* **DATA IN THIS EXERCISE**
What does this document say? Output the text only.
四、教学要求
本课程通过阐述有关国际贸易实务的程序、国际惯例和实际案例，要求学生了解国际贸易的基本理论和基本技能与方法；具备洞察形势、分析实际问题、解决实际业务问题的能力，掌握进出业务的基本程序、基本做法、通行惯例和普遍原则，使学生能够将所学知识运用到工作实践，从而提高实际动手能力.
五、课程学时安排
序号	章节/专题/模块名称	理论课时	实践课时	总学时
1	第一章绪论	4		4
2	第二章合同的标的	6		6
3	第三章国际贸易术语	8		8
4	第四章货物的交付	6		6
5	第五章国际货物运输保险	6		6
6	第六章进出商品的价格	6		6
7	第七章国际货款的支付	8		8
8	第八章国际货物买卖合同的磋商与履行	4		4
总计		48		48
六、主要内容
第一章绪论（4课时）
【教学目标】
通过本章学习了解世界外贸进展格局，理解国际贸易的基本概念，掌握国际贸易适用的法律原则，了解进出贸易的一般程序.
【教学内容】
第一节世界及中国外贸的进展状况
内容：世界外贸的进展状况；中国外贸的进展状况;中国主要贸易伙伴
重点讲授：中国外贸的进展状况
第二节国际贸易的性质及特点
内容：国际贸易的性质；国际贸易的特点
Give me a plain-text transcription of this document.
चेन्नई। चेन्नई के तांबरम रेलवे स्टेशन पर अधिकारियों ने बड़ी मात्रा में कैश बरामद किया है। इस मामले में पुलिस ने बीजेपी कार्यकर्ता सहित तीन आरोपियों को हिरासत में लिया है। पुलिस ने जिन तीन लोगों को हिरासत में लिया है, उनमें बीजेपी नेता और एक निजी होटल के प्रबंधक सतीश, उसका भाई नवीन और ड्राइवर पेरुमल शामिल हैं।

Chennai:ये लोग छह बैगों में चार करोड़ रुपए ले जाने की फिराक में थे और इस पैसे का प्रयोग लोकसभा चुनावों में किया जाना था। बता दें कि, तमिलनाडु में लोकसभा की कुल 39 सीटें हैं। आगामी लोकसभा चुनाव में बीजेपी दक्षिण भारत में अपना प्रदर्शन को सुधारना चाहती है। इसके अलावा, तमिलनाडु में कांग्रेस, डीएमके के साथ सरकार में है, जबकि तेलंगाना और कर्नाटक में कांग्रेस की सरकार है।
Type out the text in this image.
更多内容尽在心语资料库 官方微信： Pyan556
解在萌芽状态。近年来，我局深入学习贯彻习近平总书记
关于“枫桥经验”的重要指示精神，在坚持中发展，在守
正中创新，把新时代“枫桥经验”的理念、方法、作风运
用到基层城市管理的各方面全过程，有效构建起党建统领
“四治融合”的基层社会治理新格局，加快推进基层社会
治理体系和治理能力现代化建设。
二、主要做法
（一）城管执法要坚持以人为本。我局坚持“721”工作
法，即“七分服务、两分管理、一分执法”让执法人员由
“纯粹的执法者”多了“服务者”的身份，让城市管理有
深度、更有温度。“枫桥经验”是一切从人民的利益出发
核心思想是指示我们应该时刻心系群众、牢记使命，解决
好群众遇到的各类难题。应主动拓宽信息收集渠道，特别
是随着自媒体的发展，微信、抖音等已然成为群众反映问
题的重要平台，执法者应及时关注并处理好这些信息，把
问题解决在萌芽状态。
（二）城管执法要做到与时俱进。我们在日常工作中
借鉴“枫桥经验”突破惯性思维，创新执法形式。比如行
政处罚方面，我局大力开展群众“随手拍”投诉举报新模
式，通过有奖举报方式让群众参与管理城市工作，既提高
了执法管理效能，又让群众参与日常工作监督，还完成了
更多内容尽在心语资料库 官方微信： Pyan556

* **EXERCISE OBJECTIVE**
Reproduce the listing above verbatim, from first line to last.

* **EXERCISE ANSWER**
What does this document say? Output the text only.
四、教学要求
本课程通过阐述有关国际贸易实务的程序、国际惯例和实际案例，要求学生了解国际贸易的基本理论和基本技能与方法；具备洞察形势、分析实际问题、解决实际业务问题的能力，掌握进出业务的基本程序、基本做法、通行惯例和普遍原则，使学生能够将所学知识运用到工作实践，从而提高实际动手能力.
五、课程学时安排
序号	章节/专题/模块名称	理论课时	实践课时	总学时
1	第一章绪论	4		4
2	第二章合同的标的	6		6
3	第三章国际贸易术语	8		8
4	第四章货物的交付	6		6
5	第五章国际货物运输保险	6		6
6	第六章进出商品的价格	6		6
7	第七章国际货款的支付	8		8
8	第八章国际货物买卖合同的磋商与履行	4		4
总计		48		48
六、主要内容
第一章绪论（4课时）
【教学目标】
通过本章学习了解世界外贸进展格局，理解国际贸易的基本概念，掌握国际贸易适用的法律原则，了解进出贸易的一般程序.
【教学内容】
第一节世界及中国外贸的进展状况
内容：世界外贸的进展状况；中国外贸的进展状况;中国主要贸易伙伴
重点讲授：中国外贸的进展状况
第二节国际贸易的性质及特点
内容：国际贸易的性质；国际贸易的特点
Give me a plain-text transcription of this document.
चेन्नई। चेन्नई के तांबरम रेलवे स्टेशन पर अधिकारियों ने बड़ी मात्रा में कैश बरामद किया है। इस मामले में पुलिस ने बीजेपी कार्यकर्ता सहित तीन आरोपियों को हिरासत में लिया है। पुलिस ने जिन तीन लोगों को हिरासत में लिया है, उनमें बीजेपी नेता और एक निजी होटल के प्रबंधक सतीश, उसका भाई नवीन और ड्राइवर पेरुमल शामिल हैं।

Chennai:ये लोग छह बैगों में चार करोड़ रुपए ले जाने की फिराक में थे और इस पैसे का प्रयोग लोकसभा चुनावों में किया जाना था। बता दें कि, तमिलनाडु में लोकसभा की कुल 39 सीटें हैं। आगामी लोकसभा चुनाव में बीजेपी दक्षिण भारत में अपना प्रदर्शन को सुधारना चाहती है। इसके अलावा, तमिलनाडु में कांग्रेस, डीएमके के साथ सरकार में है, जबकि तेलंगाना और कर्नाटक में कांग्रेस की सरकार है।
Type out the text in this image.
更多内容尽在心语资料库 官方微信： Pyan556
解在萌芽状态。近年来，我局深入学习贯彻习近平总书记
关于“枫桥经验”的重要指示精神，在坚持中发展，在守
正中创新，把新时代“枫桥经验”的理念、方法、作风运
用到基层城市管理的各方面全过程，有效构建起党建统领
“四治融合”的基层社会治理新格局，加快推进基层社会
治理体系和治理能力现代化建设。
二、主要做法
（一）城管执法要坚持以人为本。我局坚持“721”工作
法，即“七分服务、两分管理、一分执法”让执法人员由
“纯粹的执法者”多了“服务者”的身份，让城市管理有
深度、更有温度。“枫桥经验”是一切从人民的利益出发
核心思想是指示我们应该时刻心系群众、牢记使命，解决
好群众遇到的各类难题。应主动拓宽信息收集渠道，特别
是随着自媒体的发展，微信、抖音等已然成为群众反映问
题的重要平台，执法者应及时关注并处理好这些信息，把
问题解决在萌芽状态。
（二）城管执法要做到与时俱进。我们在日常工作中
借鉴“枫桥经验”突破惯性思维，创新执法形式。比如行
政处罚方面，我局大力开展群众“随手拍”投诉举报新模
式，通过有奖举报方式让群众参与管理城市工作，既提高
了执法管理效能，又让群众参与日常工作监督，还完成了
更多内容尽在心语资料库 官方微信： Pyan556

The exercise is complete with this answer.